Your goal | Wherever the string "pakalpojumi" occurs in a line of these records, report that line.

[Dataset listings of figures]

○ ○ ○ ○ ○

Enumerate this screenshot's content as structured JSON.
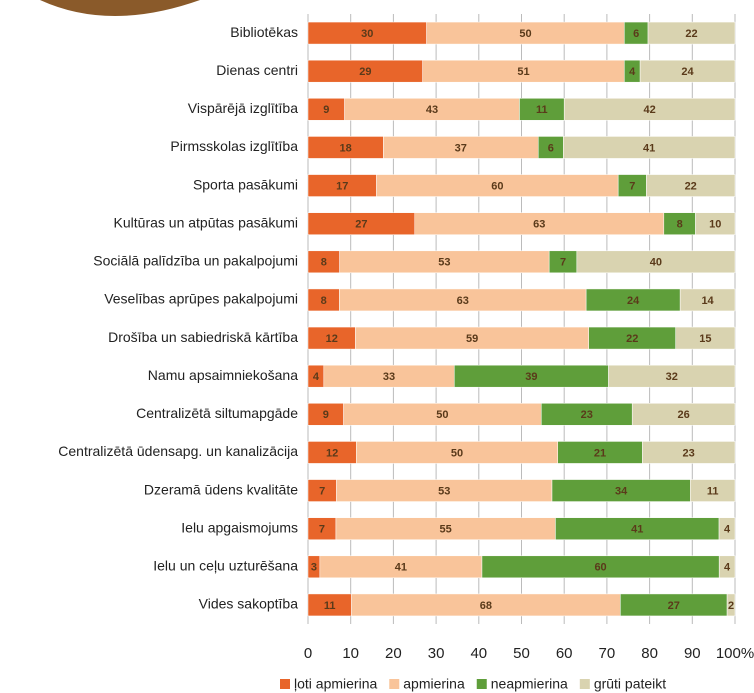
{
  "chart_data": {
    "type": "stacked100bar",
    "categories": [
      "Bibliotēkas",
      "Dienas centri",
      "Vispārējā izglītība",
      "Pirmsskolas izglītība",
      "Sporta pasākumi",
      "Kultūras un atpūtas pasākumi",
      "Sociālā palīdzība un pakalpojumi",
      "Veselības aprūpes pakalpojumi",
      "Drošība un sabiedriskā kārtība",
      "Namu apsaimniekošana",
      "Centralizētā siltumapgāde",
      "Centralizētā ūdensapg. un kanalizācija",
      "Dzeramā ūdens kvalitāte",
      "Ielu apgaismojums",
      "Ielu un ceļu uzturēšana",
      "Vides sakoptība"
    ],
    "series": [
      {
        "name": "ļoti apmierina",
        "color": "#e8652a",
        "values": [
          30,
          29,
          9,
          18,
          17,
          27,
          8,
          8,
          12,
          4,
          9,
          12,
          7,
          7,
          3,
          11
        ]
      },
      {
        "name": "apmierina",
        "color": "#f9c49a",
        "values": [
          50,
          51,
          43,
          37,
          60,
          63,
          53,
          63,
          59,
          33,
          50,
          50,
          53,
          55,
          41,
          68
        ]
      },
      {
        "name": "neapmierina",
        "color": "#5f9e3a",
        "values": [
          6,
          4,
          11,
          6,
          7,
          8,
          7,
          24,
          22,
          39,
          23,
          21,
          34,
          41,
          60,
          27
        ]
      },
      {
        "name": "grūti pateikt",
        "color": "#d9d3b0",
        "values": [
          22,
          24,
          42,
          41,
          22,
          10,
          40,
          14,
          15,
          32,
          26,
          23,
          11,
          4,
          4,
          2
        ]
      }
    ],
    "xlim": [
      0,
      100
    ],
    "xticks": [
      0,
      10,
      20,
      30,
      40,
      50,
      60,
      70,
      80,
      90,
      {
        "value": 100,
        "label": "100%"
      }
    ],
    "grid": true,
    "legend": "bottom"
  }
}
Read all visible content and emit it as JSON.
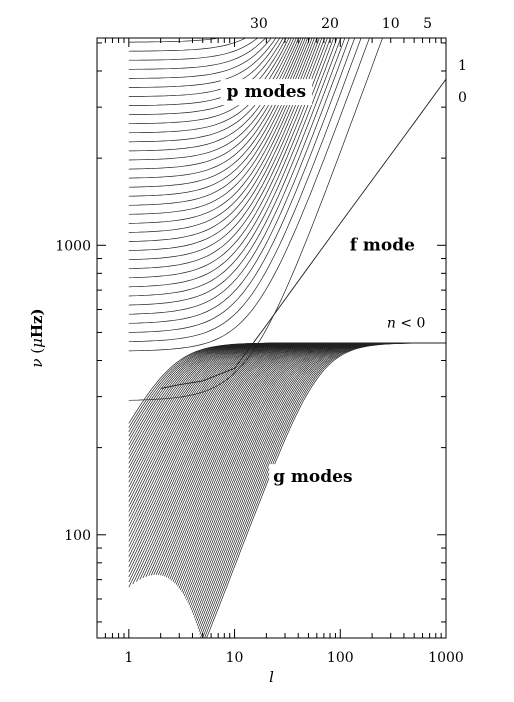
{
  "chart_data": {
    "type": "line",
    "title": "",
    "xlabel": "l",
    "ylabel_parts": {
      "nu": "ν",
      "open": " (",
      "mu": "μ",
      "unit": "Hz)"
    },
    "xscale": "log",
    "yscale": "log",
    "xlim": [
      0.5,
      1000
    ],
    "ylim": [
      44,
      5200
    ],
    "x_ticks": [
      1,
      10,
      100,
      1000
    ],
    "x_tick_labels": [
      "1",
      "10",
      "100",
      "1000"
    ],
    "y_ticks": [
      100,
      1000
    ],
    "y_tick_labels": [
      "100",
      "1000"
    ],
    "region_labels": [
      {
        "text": "p modes",
        "x": 20,
        "y": 3250
      },
      {
        "text": "f mode",
        "x": 250,
        "y": 960
      },
      {
        "text": "g modes",
        "x": 55,
        "y": 152
      }
    ],
    "n_lt0_parts": {
      "n": "n",
      "rest": " < 0",
      "x": 420,
      "y": 520
    },
    "top_n_labels": [
      {
        "text": "30",
        "x": 17
      },
      {
        "text": "20",
        "x": 80
      },
      {
        "text": "10",
        "x": 300
      },
      {
        "text": "5",
        "x": 670
      }
    ],
    "right_n_labels": [
      {
        "text": "1",
        "y": 4200
      },
      {
        "text": "0",
        "y": 3250
      }
    ],
    "p_modes": {
      "count": 45,
      "nu_first_at_l1": 290,
      "ratio": 1.056
    },
    "f_mode": {
      "x": [
        2,
        3,
        5,
        10,
        20,
        50,
        100,
        200,
        500,
        1000
      ],
      "y": [
        320,
        330,
        340,
        376,
        530,
        840,
        1190,
        1680,
        2650,
        3750
      ]
    },
    "g_modes": {
      "count": 80,
      "nu_at_l1_first": 265,
      "step": 0.96,
      "nu_max": 460
    }
  }
}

○ ○ ○ ○ ○

Result for this exercise |
      "Sociālā palīdzība un pakalpojumi",
      "Veselības aprūpes pakalpojumi",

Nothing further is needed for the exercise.